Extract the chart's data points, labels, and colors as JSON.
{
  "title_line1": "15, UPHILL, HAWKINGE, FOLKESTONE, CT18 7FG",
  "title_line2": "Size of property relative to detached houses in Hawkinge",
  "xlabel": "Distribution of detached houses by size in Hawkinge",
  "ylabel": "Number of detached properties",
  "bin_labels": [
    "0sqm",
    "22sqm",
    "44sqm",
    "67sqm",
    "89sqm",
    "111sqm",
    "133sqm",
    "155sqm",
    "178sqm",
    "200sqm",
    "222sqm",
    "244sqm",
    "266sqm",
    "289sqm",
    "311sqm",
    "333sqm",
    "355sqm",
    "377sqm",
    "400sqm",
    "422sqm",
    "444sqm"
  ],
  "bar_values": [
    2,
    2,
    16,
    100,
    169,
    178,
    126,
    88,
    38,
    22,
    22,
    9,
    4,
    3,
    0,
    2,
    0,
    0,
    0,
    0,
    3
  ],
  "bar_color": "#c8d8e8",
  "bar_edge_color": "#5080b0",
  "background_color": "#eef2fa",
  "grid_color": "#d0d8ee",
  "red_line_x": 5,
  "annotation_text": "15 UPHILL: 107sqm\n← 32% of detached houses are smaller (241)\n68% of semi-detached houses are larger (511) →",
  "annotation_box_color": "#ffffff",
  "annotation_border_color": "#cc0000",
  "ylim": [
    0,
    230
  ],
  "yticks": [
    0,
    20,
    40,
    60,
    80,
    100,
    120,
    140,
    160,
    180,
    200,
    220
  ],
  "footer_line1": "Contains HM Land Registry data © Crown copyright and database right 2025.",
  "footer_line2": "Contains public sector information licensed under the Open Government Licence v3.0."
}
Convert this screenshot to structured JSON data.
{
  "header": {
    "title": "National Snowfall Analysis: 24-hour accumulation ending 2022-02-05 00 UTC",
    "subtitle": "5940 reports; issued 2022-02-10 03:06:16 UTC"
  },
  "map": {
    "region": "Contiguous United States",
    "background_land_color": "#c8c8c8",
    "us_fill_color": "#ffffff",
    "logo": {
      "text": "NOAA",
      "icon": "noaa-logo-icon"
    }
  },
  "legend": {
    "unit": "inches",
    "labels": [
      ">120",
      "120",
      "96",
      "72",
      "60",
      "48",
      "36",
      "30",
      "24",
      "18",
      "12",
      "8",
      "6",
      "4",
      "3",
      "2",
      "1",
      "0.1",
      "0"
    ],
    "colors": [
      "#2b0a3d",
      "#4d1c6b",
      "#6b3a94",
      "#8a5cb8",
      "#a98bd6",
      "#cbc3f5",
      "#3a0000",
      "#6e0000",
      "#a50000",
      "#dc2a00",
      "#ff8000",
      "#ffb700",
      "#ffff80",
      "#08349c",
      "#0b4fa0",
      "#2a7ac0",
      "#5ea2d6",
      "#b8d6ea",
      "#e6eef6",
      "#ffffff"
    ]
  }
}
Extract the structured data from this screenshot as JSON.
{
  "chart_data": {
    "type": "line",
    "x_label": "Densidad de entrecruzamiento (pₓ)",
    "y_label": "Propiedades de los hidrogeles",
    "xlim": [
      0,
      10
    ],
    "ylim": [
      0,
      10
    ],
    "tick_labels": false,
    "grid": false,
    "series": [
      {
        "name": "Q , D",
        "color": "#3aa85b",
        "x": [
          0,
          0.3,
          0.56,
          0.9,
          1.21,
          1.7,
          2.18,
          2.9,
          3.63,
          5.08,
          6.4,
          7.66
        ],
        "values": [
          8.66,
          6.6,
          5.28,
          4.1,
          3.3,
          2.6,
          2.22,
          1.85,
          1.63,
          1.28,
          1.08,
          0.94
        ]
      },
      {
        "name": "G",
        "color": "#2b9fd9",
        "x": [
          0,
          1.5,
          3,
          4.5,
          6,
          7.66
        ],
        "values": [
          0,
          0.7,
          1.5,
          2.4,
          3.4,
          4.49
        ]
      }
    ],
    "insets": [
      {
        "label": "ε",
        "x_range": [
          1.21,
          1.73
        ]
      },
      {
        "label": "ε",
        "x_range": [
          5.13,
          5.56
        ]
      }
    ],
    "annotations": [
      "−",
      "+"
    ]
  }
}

● ● ●

--- Given exercise ---
Extract every entry above as it appears.

--- Solved problem ---
Extract the chart's data points, labels, and colors as JSON.
{
  "title_line1": "15, UPHILL, HAWKINGE, FOLKESTONE, CT18 7FG",
  "title_line2": "Size of property relative to detached houses in Hawkinge",
  "xlabel": "Distribution of detached houses by size in Hawkinge",
  "ylabel": "Number of detached properties",
  "bin_labels": [
    "0sqm",
    "22sqm",
    "44sqm",
    "67sqm",
    "89sqm",
    "111sqm",
    "133sqm",
    "155sqm",
    "178sqm",
    "200sqm",
    "222sqm",
    "244sqm",
    "266sqm",
    "289sqm",
    "311sqm",
    "333sqm",
    "355sqm",
    "377sqm",
    "400sqm",
    "422sqm",
    "444sqm"
  ],
  "bar_values": [
    2,
    2,
    16,
    100,
    169,
    178,
    126,
    88,
    38,
    22,
    22,
    9,
    4,
    3,
    0,
    2,
    0,
    0,
    0,
    0,
    3
  ],
  "bar_color": "#c8d8e8",
  "bar_edge_color": "#5080b0",
  "background_color": "#eef2fa",
  "grid_color": "#d0d8ee",
  "red_line_x": 5,
  "annotation_text": "15 UPHILL: 107sqm\n← 32% of detached houses are smaller (241)\n68% of semi-detached houses are larger (511) →",
  "annotation_box_color": "#ffffff",
  "annotation_border_color": "#cc0000",
  "ylim": [
    0,
    230
  ],
  "yticks": [
    0,
    20,
    40,
    60,
    80,
    100,
    120,
    140,
    160,
    180,
    200,
    220
  ],
  "footer_line1": "Contains HM Land Registry data © Crown copyright and database right 2025.",
  "footer_line2": "Contains public sector information licensed under the Open Government Licence v3.0."
}
Convert this screenshot to structured JSON data.
{
  "header": {
    "title": "National Snowfall Analysis: 24-hour accumulation ending 2022-02-05 00 UTC",
    "subtitle": "5940 reports; issued 2022-02-10 03:06:16 UTC"
  },
  "map": {
    "region": "Contiguous United States",
    "background_land_color": "#c8c8c8",
    "us_fill_color": "#ffffff",
    "logo": {
      "text": "NOAA",
      "icon": "noaa-logo-icon"
    }
  },
  "legend": {
    "unit": "inches",
    "labels": [
      ">120",
      "120",
      "96",
      "72",
      "60",
      "48",
      "36",
      "30",
      "24",
      "18",
      "12",
      "8",
      "6",
      "4",
      "3",
      "2",
      "1",
      "0.1",
      "0"
    ],
    "colors": [
      "#2b0a3d",
      "#4d1c6b",
      "#6b3a94",
      "#8a5cb8",
      "#a98bd6",
      "#cbc3f5",
      "#3a0000",
      "#6e0000",
      "#a50000",
      "#dc2a00",
      "#ff8000",
      "#ffb700",
      "#ffff80",
      "#08349c",
      "#0b4fa0",
      "#2a7ac0",
      "#5ea2d6",
      "#b8d6ea",
      "#e6eef6",
      "#ffffff"
    ]
  }
}
Extract the structured data from this screenshot as JSON.
{
  "chart_data": {
    "type": "line",
    "x_label": "Densidad de entrecruzamiento (pₓ)",
    "y_label": "Propiedades de los hidrogeles",
    "xlim": [
      0,
      10
    ],
    "ylim": [
      0,
      10
    ],
    "tick_labels": false,
    "grid": false,
    "series": [
      {
        "name": "Q , D",
        "color": "#3aa85b",
        "x": [
          0,
          0.3,
          0.56,
          0.9,
          1.21,
          1.7,
          2.18,
          2.9,
          3.63,
          5.08,
          6.4,
          7.66
        ],
        "values": [
          8.66,
          6.6,
          5.28,
          4.1,
          3.3,
          2.6,
          2.22,
          1.85,
          1.63,
          1.28,
          1.08,
          0.94
        ]
      },
      {
        "name": "G",
        "color": "#2b9fd9",
        "x": [
          0,
          1.5,
          3,
          4.5,
          6,
          7.66
        ],
        "values": [
          0,
          0.7,
          1.5,
          2.4,
          3.4,
          4.49
        ]
      }
    ],
    "insets": [
      {
        "label": "ε",
        "x_range": [
          1.21,
          1.73
        ]
      },
      {
        "label": "ε",
        "x_range": [
          5.13,
          5.56
        ]
      }
    ],
    "annotations": [
      "−",
      "+"
    ]
  }
}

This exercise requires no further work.